▶ [Work to do]
Copy each line that holds "type".

— BEGIN Source material —

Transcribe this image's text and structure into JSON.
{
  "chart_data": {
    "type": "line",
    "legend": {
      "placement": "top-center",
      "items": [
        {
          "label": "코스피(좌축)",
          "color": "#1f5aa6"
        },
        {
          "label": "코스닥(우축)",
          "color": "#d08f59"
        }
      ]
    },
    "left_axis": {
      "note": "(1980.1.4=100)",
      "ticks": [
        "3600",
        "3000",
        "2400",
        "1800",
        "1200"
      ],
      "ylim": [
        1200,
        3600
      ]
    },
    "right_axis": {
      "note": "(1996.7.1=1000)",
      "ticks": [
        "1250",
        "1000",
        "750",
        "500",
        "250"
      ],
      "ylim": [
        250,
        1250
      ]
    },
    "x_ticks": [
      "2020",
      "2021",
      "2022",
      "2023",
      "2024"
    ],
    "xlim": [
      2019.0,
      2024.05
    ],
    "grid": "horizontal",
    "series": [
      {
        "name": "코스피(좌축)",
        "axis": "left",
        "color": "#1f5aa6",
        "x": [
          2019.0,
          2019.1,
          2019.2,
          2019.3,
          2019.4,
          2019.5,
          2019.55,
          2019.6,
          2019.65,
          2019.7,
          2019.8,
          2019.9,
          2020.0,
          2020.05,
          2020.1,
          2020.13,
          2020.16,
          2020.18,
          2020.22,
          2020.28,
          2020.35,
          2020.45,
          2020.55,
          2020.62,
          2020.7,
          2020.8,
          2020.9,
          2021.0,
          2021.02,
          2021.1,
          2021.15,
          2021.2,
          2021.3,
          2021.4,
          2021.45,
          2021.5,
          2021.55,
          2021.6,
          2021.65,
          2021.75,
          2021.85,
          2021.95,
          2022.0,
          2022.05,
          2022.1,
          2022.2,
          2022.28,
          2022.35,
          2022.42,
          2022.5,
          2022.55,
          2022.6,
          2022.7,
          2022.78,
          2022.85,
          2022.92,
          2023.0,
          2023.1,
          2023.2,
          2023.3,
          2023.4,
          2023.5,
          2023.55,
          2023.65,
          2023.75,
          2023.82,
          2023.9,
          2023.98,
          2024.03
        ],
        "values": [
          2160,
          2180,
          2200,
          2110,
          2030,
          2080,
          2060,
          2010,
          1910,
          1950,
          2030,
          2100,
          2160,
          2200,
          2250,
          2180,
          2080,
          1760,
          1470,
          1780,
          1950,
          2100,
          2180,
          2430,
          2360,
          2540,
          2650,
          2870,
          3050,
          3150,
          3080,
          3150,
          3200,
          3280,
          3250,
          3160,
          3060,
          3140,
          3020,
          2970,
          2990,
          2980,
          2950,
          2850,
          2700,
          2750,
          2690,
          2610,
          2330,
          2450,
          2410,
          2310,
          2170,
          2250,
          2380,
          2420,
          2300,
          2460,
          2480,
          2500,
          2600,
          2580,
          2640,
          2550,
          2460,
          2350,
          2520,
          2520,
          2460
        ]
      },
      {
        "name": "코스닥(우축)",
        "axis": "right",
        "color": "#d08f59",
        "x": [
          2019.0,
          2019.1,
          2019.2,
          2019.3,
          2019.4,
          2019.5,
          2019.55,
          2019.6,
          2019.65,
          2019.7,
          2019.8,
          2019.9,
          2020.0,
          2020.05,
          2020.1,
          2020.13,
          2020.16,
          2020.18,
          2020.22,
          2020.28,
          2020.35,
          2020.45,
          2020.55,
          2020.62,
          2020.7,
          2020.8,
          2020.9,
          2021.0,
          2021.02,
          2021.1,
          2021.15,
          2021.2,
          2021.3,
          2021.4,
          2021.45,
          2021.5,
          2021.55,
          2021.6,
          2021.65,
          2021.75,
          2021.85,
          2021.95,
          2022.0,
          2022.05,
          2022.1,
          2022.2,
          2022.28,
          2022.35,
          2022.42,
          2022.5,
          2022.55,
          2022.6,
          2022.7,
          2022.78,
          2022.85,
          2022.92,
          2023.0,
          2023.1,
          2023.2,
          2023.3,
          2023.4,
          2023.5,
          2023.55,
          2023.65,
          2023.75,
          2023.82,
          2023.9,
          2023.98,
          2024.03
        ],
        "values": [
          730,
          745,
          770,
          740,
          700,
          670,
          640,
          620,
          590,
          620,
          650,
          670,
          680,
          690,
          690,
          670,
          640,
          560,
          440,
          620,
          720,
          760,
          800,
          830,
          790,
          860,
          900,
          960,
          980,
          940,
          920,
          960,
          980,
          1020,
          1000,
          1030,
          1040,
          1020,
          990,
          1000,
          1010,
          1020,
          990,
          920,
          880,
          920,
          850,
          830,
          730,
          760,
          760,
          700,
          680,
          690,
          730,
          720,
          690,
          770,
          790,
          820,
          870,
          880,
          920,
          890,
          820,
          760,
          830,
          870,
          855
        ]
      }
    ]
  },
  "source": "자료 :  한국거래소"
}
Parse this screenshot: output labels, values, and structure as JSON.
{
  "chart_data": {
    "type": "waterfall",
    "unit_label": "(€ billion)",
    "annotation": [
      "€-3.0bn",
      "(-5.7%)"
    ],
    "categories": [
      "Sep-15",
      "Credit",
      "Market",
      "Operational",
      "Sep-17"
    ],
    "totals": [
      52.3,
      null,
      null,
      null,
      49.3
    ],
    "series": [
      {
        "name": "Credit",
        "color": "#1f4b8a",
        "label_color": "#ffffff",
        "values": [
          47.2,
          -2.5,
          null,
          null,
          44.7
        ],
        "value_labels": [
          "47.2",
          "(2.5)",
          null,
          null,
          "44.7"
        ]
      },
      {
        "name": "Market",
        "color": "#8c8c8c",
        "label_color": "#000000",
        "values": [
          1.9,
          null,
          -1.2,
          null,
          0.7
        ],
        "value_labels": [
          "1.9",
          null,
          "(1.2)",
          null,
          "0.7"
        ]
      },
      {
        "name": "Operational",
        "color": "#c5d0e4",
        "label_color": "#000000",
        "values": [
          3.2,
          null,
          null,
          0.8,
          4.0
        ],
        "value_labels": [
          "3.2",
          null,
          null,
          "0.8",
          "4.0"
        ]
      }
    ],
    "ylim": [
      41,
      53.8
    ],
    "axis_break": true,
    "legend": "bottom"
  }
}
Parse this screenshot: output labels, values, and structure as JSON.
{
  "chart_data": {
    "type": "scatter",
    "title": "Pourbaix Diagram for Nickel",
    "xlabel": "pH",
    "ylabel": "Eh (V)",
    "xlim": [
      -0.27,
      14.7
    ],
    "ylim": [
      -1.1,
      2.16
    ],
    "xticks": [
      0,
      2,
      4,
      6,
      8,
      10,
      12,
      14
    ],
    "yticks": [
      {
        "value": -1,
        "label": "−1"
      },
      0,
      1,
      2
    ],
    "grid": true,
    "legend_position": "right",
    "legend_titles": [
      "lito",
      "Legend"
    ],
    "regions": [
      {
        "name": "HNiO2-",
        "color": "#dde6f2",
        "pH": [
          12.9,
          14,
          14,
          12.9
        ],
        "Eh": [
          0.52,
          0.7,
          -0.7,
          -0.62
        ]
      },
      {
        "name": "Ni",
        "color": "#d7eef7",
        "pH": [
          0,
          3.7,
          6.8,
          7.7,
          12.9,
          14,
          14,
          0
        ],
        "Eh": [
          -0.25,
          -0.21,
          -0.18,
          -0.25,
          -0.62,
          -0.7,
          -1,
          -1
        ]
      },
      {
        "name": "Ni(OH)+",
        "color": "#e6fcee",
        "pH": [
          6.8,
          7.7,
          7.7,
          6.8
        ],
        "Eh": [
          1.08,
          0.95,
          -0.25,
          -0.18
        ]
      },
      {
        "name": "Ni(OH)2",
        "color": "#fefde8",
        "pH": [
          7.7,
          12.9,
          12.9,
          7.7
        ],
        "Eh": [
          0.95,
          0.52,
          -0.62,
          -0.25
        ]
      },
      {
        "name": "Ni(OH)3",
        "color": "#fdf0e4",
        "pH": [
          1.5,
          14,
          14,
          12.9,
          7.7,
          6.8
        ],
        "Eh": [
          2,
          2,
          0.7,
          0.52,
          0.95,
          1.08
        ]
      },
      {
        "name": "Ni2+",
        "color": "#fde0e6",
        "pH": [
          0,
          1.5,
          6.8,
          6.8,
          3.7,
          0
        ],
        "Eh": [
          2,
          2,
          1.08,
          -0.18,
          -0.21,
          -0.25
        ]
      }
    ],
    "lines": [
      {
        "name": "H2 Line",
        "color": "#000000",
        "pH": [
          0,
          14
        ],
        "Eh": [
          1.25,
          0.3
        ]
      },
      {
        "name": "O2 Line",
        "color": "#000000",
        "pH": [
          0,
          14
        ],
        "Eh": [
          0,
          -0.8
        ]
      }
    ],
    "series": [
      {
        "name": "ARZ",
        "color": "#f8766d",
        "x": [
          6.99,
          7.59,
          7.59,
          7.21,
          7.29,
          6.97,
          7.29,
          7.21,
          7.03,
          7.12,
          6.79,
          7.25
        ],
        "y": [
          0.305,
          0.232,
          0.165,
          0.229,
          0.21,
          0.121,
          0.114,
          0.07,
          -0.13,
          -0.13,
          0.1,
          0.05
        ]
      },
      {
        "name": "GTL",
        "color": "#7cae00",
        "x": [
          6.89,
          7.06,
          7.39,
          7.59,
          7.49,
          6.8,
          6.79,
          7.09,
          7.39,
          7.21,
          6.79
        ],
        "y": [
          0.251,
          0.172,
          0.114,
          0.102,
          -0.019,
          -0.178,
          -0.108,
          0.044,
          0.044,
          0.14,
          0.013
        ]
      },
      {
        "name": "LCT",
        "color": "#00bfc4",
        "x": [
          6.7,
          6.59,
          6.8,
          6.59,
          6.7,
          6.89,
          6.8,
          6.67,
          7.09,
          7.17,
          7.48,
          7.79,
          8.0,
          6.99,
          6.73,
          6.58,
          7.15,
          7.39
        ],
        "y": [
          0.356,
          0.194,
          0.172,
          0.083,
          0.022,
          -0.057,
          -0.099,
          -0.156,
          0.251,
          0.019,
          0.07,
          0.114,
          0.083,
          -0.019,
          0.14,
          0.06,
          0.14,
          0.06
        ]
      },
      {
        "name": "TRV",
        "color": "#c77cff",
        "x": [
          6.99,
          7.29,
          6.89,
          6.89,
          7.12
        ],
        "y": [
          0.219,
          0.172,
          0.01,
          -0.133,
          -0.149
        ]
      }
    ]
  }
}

— END Source material —

▶ [Output of the task]
    "type": "line",
    "type": "waterfall",
    "type": "scatter",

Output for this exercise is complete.